WHAT THIS TASK INVOLVES
Reproduce all the entries precisely.

[start of MATERIAL FOR THIS TASK]

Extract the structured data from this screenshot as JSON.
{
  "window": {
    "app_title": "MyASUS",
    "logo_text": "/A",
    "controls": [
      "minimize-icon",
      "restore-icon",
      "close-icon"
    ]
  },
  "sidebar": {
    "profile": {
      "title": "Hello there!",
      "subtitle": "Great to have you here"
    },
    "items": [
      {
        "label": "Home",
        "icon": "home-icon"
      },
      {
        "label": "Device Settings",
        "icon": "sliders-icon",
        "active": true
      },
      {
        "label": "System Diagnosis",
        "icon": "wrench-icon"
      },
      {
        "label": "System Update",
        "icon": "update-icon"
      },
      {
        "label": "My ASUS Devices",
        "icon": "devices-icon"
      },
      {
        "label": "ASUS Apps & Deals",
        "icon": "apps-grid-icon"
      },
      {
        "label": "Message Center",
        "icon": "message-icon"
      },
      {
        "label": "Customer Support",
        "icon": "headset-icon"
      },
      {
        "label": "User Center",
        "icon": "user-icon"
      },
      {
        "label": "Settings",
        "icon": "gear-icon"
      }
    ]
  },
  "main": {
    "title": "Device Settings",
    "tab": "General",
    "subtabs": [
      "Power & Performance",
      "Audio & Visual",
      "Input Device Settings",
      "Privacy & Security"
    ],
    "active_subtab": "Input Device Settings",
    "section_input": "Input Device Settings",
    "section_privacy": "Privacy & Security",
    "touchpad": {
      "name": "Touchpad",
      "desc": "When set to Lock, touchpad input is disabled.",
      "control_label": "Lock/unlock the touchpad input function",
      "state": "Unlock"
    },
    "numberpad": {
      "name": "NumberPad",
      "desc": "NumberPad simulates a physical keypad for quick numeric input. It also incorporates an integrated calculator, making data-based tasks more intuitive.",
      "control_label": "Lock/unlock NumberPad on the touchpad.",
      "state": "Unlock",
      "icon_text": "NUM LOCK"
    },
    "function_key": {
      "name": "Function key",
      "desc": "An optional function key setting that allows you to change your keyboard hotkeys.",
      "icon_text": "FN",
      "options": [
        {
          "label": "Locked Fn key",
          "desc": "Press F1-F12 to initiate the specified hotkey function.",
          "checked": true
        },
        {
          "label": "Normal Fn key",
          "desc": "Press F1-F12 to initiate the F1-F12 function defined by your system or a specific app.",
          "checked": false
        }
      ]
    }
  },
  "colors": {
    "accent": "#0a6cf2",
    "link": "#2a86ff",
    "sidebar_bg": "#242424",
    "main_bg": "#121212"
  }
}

[end of MATERIAL FOR THIS TASK]

PROBLEM SOLUTION
Extract the structured data from this screenshot as JSON.
{
  "window": {
    "app_title": "MyASUS",
    "logo_text": "/A",
    "controls": [
      "minimize-icon",
      "restore-icon",
      "close-icon"
    ]
  },
  "sidebar": {
    "profile": {
      "title": "Hello there!",
      "subtitle": "Great to have you here"
    },
    "items": [
      {
        "label": "Home",
        "icon": "home-icon"
      },
      {
        "label": "Device Settings",
        "icon": "sliders-icon",
        "active": true
      },
      {
        "label": "System Diagnosis",
        "icon": "wrench-icon"
      },
      {
        "label": "System Update",
        "icon": "update-icon"
      },
      {
        "label": "My ASUS Devices",
        "icon": "devices-icon"
      },
      {
        "label": "ASUS Apps & Deals",
        "icon": "apps-grid-icon"
      },
      {
        "label": "Message Center",
        "icon": "message-icon"
      },
      {
        "label": "Customer Support",
        "icon": "headset-icon"
      },
      {
        "label": "User Center",
        "icon": "user-icon"
      },
      {
        "label": "Settings",
        "icon": "gear-icon"
      }
    ]
  },
  "main": {
    "title": "Device Settings",
    "tab": "General",
    "subtabs": [
      "Power & Performance",
      "Audio & Visual",
      "Input Device Settings",
      "Privacy & Security"
    ],
    "active_subtab": "Input Device Settings",
    "section_input": "Input Device Settings",
    "section_privacy": "Privacy & Security",
    "touchpad": {
      "name": "Touchpad",
      "desc": "When set to Lock, touchpad input is disabled.",
      "control_label": "Lock/unlock the touchpad input function",
      "state": "Unlock"
    },
    "numberpad": {
      "name": "NumberPad",
      "desc": "NumberPad simulates a physical keypad for quick numeric input. It also incorporates an integrated calculator, making data-based tasks more intuitive.",
      "control_label": "Lock/unlock NumberPad on the touchpad.",
      "state": "Unlock",
      "icon_text": "NUM LOCK"
    },
    "function_key": {
      "name": "Function key",
      "desc": "An optional function key setting that allows you to change your keyboard hotkeys.",
      "icon_text": "FN",
      "options": [
        {
          "label": "Locked Fn key",
          "desc": "Press F1-F12 to initiate the specified hotkey function.",
          "checked": true
        },
        {
          "label": "Normal Fn key",
          "desc": "Press F1-F12 to initiate the F1-F12 function defined by your system or a specific app.",
          "checked": false
        }
      ]
    }
  },
  "colors": {
    "accent": "#0a6cf2",
    "link": "#2a86ff",
    "sidebar_bg": "#242424",
    "main_bg": "#121212"
  }
}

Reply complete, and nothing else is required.